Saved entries
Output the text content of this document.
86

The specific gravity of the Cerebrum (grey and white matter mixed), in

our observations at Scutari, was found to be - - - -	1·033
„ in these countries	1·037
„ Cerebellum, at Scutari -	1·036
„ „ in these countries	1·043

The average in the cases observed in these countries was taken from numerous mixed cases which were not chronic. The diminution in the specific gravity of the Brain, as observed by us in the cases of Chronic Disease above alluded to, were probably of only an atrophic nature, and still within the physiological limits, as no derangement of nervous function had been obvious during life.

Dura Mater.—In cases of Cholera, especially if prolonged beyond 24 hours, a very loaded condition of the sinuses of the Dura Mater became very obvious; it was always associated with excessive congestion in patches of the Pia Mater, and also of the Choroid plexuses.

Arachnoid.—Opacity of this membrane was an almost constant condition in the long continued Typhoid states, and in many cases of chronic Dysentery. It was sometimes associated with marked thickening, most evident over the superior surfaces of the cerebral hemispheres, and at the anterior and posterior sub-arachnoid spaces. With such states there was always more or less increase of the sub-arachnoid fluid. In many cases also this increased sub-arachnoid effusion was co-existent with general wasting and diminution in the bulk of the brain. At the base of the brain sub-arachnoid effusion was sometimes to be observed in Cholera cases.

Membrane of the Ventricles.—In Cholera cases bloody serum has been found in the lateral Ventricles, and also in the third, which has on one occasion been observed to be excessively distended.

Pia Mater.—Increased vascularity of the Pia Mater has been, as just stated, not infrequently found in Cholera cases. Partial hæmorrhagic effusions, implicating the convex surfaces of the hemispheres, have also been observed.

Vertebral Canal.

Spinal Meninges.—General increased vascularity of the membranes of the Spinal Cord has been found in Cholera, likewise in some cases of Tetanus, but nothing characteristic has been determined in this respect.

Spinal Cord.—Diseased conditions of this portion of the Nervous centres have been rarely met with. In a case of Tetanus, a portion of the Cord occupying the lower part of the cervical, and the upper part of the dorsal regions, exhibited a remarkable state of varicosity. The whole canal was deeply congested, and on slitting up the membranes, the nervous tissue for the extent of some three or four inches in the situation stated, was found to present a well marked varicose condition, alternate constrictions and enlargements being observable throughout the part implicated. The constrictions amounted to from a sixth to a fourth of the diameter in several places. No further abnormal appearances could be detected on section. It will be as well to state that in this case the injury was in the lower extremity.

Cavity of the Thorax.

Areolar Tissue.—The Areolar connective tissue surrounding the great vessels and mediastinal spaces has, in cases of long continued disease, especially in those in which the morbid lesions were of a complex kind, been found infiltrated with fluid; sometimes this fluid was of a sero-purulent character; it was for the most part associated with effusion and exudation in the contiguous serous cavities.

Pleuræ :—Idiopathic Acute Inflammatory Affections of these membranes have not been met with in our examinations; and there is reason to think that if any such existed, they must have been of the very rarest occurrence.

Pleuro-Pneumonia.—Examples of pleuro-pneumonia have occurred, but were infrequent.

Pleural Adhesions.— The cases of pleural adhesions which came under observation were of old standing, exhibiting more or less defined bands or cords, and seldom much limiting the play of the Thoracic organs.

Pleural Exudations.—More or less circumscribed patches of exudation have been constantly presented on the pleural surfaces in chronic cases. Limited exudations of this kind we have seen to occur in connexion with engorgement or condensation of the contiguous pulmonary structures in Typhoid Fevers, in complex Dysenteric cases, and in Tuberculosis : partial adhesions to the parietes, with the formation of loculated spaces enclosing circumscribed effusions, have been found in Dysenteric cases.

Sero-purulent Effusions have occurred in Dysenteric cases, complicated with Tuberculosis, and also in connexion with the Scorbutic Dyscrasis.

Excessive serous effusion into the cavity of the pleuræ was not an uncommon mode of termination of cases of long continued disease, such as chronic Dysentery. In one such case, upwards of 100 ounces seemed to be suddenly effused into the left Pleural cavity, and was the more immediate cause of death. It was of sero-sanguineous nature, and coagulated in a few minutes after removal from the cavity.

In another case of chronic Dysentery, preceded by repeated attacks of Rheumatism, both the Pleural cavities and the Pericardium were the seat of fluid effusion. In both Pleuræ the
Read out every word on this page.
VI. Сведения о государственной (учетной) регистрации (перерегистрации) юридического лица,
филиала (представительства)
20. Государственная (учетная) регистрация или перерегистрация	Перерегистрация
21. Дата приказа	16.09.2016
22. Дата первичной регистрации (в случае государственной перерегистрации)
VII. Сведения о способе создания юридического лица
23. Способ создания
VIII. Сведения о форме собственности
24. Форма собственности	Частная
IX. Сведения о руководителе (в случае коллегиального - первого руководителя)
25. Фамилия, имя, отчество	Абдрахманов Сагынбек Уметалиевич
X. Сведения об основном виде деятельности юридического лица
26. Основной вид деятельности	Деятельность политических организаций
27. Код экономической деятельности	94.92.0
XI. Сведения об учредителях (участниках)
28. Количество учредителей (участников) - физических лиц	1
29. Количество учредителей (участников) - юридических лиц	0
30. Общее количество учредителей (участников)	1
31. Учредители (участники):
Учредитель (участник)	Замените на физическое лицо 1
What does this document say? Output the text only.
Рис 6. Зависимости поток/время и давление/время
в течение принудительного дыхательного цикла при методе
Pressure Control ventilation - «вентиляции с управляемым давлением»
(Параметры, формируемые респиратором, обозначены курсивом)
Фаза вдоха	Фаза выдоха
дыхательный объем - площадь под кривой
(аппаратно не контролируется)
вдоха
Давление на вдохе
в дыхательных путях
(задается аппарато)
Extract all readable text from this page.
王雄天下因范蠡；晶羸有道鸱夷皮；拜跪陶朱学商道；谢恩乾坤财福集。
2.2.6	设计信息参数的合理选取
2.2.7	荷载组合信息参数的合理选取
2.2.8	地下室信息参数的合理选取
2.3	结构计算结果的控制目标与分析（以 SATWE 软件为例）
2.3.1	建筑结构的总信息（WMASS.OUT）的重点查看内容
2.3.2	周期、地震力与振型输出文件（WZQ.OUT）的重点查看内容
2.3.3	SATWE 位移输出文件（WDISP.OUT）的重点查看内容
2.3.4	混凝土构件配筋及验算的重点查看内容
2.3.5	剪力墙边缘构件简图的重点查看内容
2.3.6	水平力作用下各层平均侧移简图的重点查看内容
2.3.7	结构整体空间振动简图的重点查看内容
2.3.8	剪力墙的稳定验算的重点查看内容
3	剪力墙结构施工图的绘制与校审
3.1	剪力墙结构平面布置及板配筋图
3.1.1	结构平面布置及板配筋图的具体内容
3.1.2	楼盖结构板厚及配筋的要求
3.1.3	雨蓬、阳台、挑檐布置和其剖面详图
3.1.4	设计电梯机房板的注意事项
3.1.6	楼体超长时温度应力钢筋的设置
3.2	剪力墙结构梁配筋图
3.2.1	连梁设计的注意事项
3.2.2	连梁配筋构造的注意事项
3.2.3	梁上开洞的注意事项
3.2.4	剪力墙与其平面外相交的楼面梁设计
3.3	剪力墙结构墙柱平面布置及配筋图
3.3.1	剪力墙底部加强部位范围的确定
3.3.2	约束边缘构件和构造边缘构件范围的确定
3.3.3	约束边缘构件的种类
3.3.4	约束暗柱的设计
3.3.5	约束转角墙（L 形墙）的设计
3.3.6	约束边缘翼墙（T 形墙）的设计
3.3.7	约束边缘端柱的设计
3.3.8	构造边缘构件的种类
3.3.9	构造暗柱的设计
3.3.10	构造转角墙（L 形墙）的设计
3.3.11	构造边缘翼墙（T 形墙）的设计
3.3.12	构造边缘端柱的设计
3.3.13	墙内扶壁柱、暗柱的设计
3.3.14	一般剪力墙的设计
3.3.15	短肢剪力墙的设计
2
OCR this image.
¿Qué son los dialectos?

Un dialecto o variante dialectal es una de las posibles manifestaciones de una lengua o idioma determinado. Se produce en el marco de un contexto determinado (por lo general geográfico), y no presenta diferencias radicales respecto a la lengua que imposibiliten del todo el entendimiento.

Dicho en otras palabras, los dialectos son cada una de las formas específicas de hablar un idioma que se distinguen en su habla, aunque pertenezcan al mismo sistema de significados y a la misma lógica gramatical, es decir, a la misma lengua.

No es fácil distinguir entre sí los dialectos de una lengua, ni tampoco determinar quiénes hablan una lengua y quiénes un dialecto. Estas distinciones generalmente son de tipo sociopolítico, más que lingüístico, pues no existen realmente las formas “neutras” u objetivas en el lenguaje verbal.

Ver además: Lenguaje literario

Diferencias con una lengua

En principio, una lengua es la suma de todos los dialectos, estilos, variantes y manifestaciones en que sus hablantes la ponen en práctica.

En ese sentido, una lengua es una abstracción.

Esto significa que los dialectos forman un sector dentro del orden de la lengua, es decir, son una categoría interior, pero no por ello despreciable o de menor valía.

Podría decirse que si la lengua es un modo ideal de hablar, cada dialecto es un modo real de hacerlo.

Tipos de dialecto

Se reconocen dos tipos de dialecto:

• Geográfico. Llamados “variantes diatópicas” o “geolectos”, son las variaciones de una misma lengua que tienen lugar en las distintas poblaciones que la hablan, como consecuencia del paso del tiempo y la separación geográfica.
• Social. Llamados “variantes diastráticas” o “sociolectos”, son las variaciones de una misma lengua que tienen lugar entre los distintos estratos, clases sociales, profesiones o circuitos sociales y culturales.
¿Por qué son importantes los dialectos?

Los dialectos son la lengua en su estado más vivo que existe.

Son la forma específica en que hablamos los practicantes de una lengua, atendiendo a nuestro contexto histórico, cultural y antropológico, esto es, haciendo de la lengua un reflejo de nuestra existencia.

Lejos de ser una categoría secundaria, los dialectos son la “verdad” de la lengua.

Task statement - Report each line in the preceding entries that holds the string "создания".

Answer to the exercise -
VII. Сведения о способе создания юридического лица
23. Способ создания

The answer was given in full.